**** Provided data

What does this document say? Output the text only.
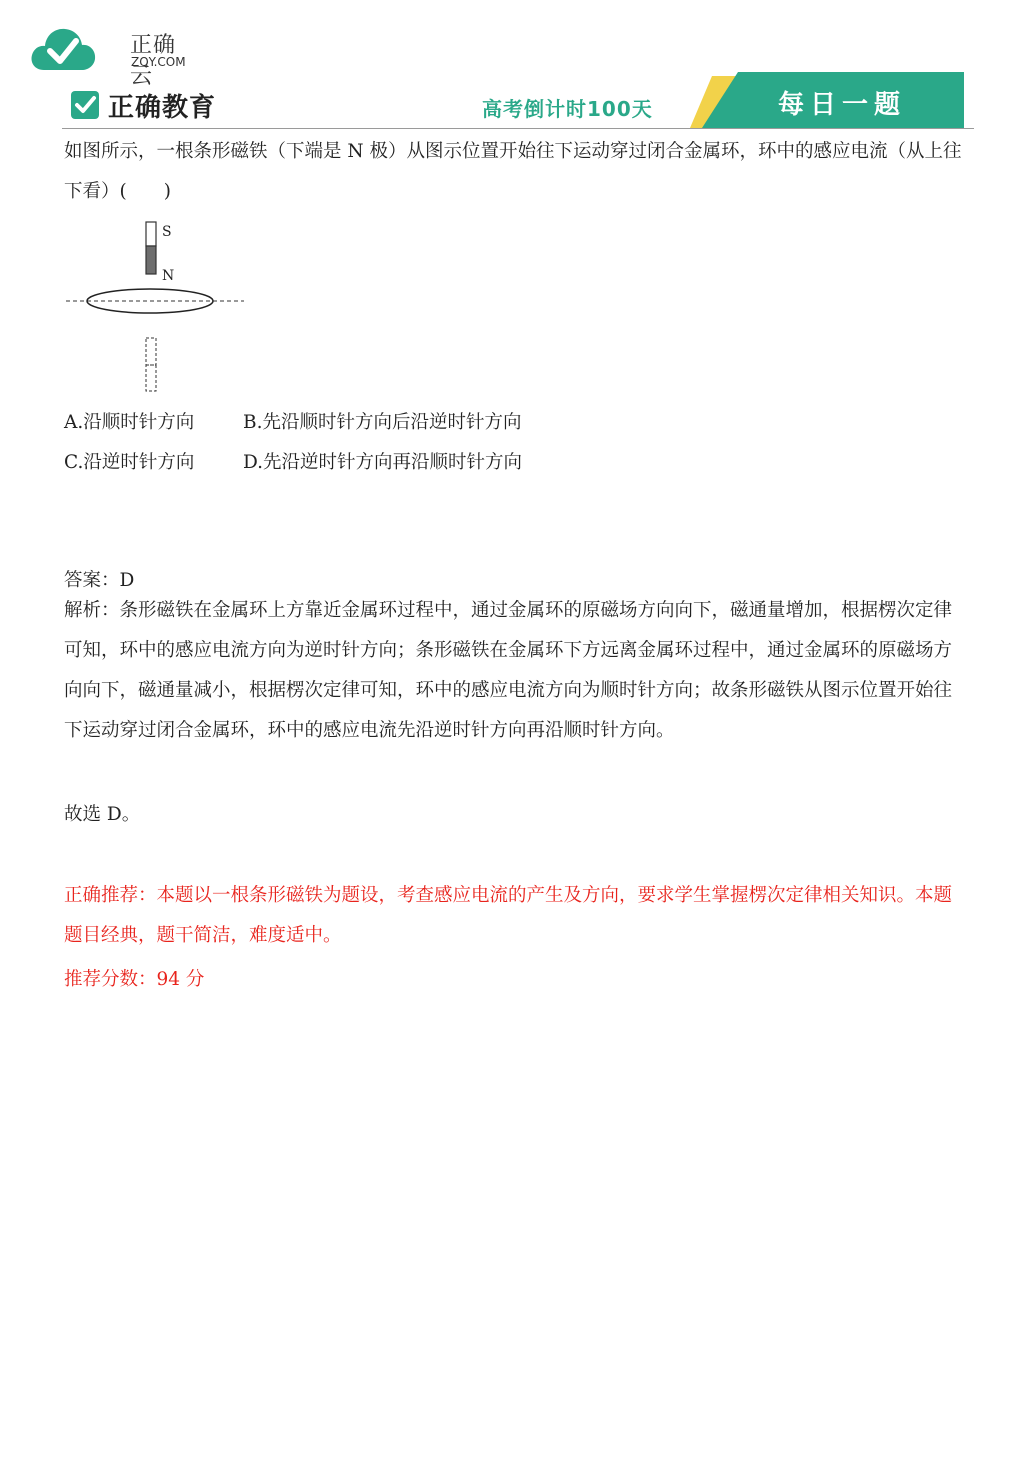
正确云
ZQY.COM
正确教育	高考倒计时100天	每日一题
如图所示，一根条形磁铁（下端是 N 极）从图示位置开始往下运动穿过闭合金属环，环中的感应电流（从上往下看）(　　)
S
N
A.沿顺时针方向	B.先沿顺时针方向后沿逆时针方向
C.沿逆时针方向	D.先沿逆时针方向再沿顺时针方向
答案：D
解析：条形磁铁在金属环上方靠近金属环过程中，通过金属环的原磁场方向向下，磁通量增加，根据楞次定律可知，环中的感应电流方向为逆时针方向；条形磁铁在金属环下方远离金属环过程中，通过金属环的原磁场方向向下，磁通量减小，根据楞次定律可知，环中的感应电流方向为顺时针方向；故条形磁铁从图示位置开始往下运动穿过闭合金属环，环中的感应电流先沿逆时针方向再沿顺时针方向。
故选 D。
正确推荐：本题以一根条形磁铁为题设，考查感应电流的产生及方向，要求学生掌握楞次定律相关知识。本题题目经典，题干简洁，难度适中。
推荐分数：94 分
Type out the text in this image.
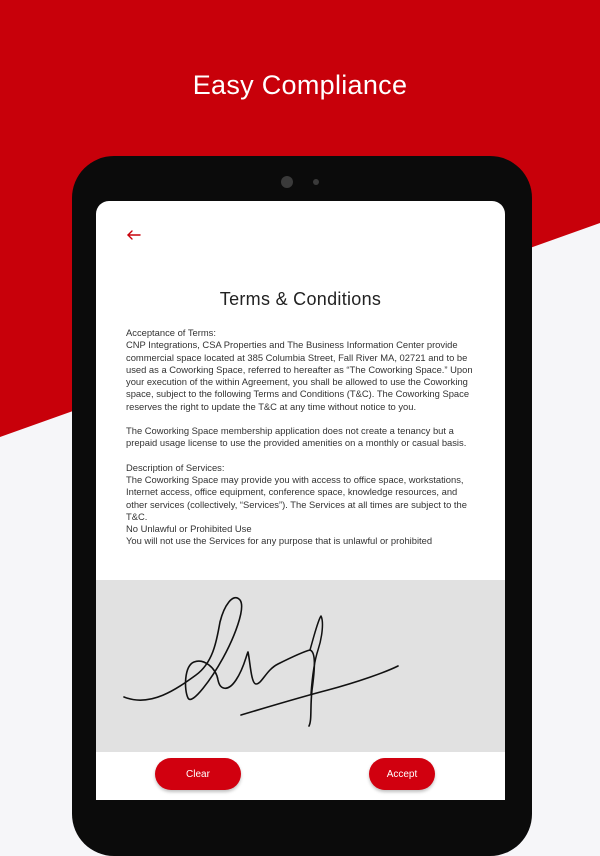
Easy Compliance
Terms & Conditions
Acceptance of Terms:

CNP Integrations, CSA Properties and The Business Information Center provide commercial space located at 385 Columbia Street, Fall River MA, 02721 and to be used as a Coworking Space, referred to hereafter as “The Coworking Space.” Upon your execution of the within Agreement, you shall be allowed to use the Coworking space, subject to the following Terms and Conditions (T&C). The Coworking Space reserves the right to update the T&C at any time without notice to you.

The Coworking Space membership application does not create a tenancy but a prepaid usage license to use the provided amenities on a monthly or casual basis.

Description of Services:
The Coworking Space may provide you with access to office space, workstations, Internet access, office equipment, conference space, knowledge resources, and other services (collectively, “Services”). The Services at all times are subject to the T&C.
No Unlawful or Prohibited Use
You will not use the Services for any purpose that is unlawful or prohibited
Clear	Accept
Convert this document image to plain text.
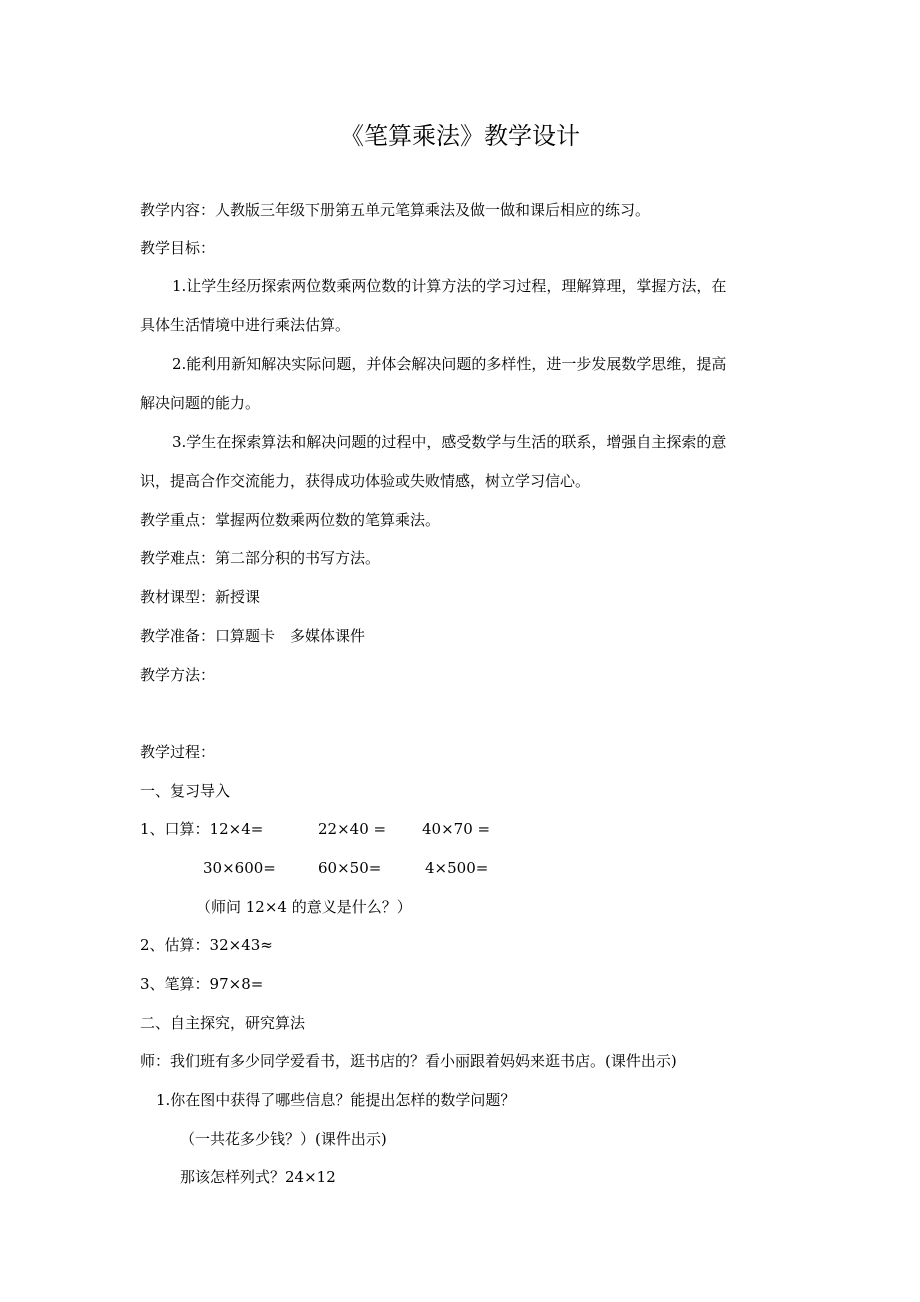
《笔算乘法》教学设计
教学内容：人教版三年级下册第五单元笔算乘法及做一做和课后相应的练习。
教学目标：
1.让学生经历探索两位数乘两位数的计算方法的学习过程，理解算理，掌握方法，在
具体生活情境中进行乘法估算。
2.能利用新知解决实际问题，并体会解决问题的多样性，进一步发展数学思维，提高
解决问题的能力。
3.学生在探索算法和解决问题的过程中，感受数学与生活的联系，增强自主探索的意
识，提高合作交流能力，获得成功体验或失败情感，树立学习信心。
教学重点：掌握两位数乘两位数的笔算乘法。
教学难点：第二部分积的书写方法。
教材课型：新授课
教学准备：口算题卡　多媒体课件
教学方法：
教学过程：
一、复习导入
1、口算：12×4=	22×40 = 40×70 =
30×600=	60×50=	4×500=
（师问 12×4 的意义是什么？）
2、估算：32×43≈
3、笔算：97×8=
二、自主探究，研究算法
师：我们班有多少同学爱看书，逛书店的？看小丽跟着妈妈来逛书店。(课件出示)
1.你在图中获得了哪些信息？能提出怎样的数学问题？
（一共花多少钱？）(课件出示)
那该怎样列式？24×12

********

• _Prompt_
Write the entries above out in full, exactly, with no images.

• _Output_
What does this document say? Output the text only.
正确云
ZQY.COM
正确教育	高考倒计时100天	每日一题
如图所示，一根条形磁铁（下端是 N 极）从图示位置开始往下运动穿过闭合金属环，环中的感应电流（从上往下看）(　　)
S
N
A.沿顺时针方向	B.先沿顺时针方向后沿逆时针方向
C.沿逆时针方向	D.先沿逆时针方向再沿顺时针方向
答案：D
解析：条形磁铁在金属环上方靠近金属环过程中，通过金属环的原磁场方向向下，磁通量增加，根据楞次定律可知，环中的感应电流方向为逆时针方向；条形磁铁在金属环下方远离金属环过程中，通过金属环的原磁场方向向下，磁通量减小，根据楞次定律可知，环中的感应电流方向为顺时针方向；故条形磁铁从图示位置开始往下运动穿过闭合金属环，环中的感应电流先沿逆时针方向再沿顺时针方向。
故选 D。
正确推荐：本题以一根条形磁铁为题设，考查感应电流的产生及方向，要求学生掌握楞次定律相关知识。本题题目经典，题干简洁，难度适中。
推荐分数：94 分
Type out the text in this image.
Easy Compliance
Terms & Conditions
Acceptance of Terms:

CNP Integrations, CSA Properties and The Business Information Center provide commercial space located at 385 Columbia Street, Fall River MA, 02721 and to be used as a Coworking Space, referred to hereafter as “The Coworking Space.” Upon your execution of the within Agreement, you shall be allowed to use the Coworking space, subject to the following Terms and Conditions (T&C). The Coworking Space reserves the right to update the T&C at any time without notice to you.

The Coworking Space membership application does not create a tenancy but a prepaid usage license to use the provided amenities on a monthly or casual basis.

Description of Services:
The Coworking Space may provide you with access to office space, workstations, Internet access, office equipment, conference space, knowledge resources, and other services (collectively, “Services”). The Services at all times are subject to the T&C.
No Unlawful or Prohibited Use
You will not use the Services for any purpose that is unlawful or prohibited
Clear	Accept
Convert this document image to plain text.
《笔算乘法》教学设计
教学内容：人教版三年级下册第五单元笔算乘法及做一做和课后相应的练习。
教学目标：
1.让学生经历探索两位数乘两位数的计算方法的学习过程，理解算理，掌握方法，在
具体生活情境中进行乘法估算。
2.能利用新知解决实际问题，并体会解决问题的多样性，进一步发展数学思维，提高
解决问题的能力。
3.学生在探索算法和解决问题的过程中，感受数学与生活的联系，增强自主探索的意
识，提高合作交流能力，获得成功体验或失败情感，树立学习信心。
教学重点：掌握两位数乘两位数的笔算乘法。
教学难点：第二部分积的书写方法。
教材课型：新授课
教学准备：口算题卡　多媒体课件
教学方法：
教学过程：
一、复习导入
1、口算：12×4=	22×40 = 40×70 =
30×600=	60×50=	4×500=
（师问 12×4 的意义是什么？）
2、估算：32×43≈
3、笔算：97×8=
二、自主探究，研究算法
师：我们班有多少同学爱看书，逛书店的？看小丽跟着妈妈来逛书店。(课件出示)
1.你在图中获得了哪些信息？能提出怎样的数学问题？
（一共花多少钱？）(课件出示)
那该怎样列式？24×12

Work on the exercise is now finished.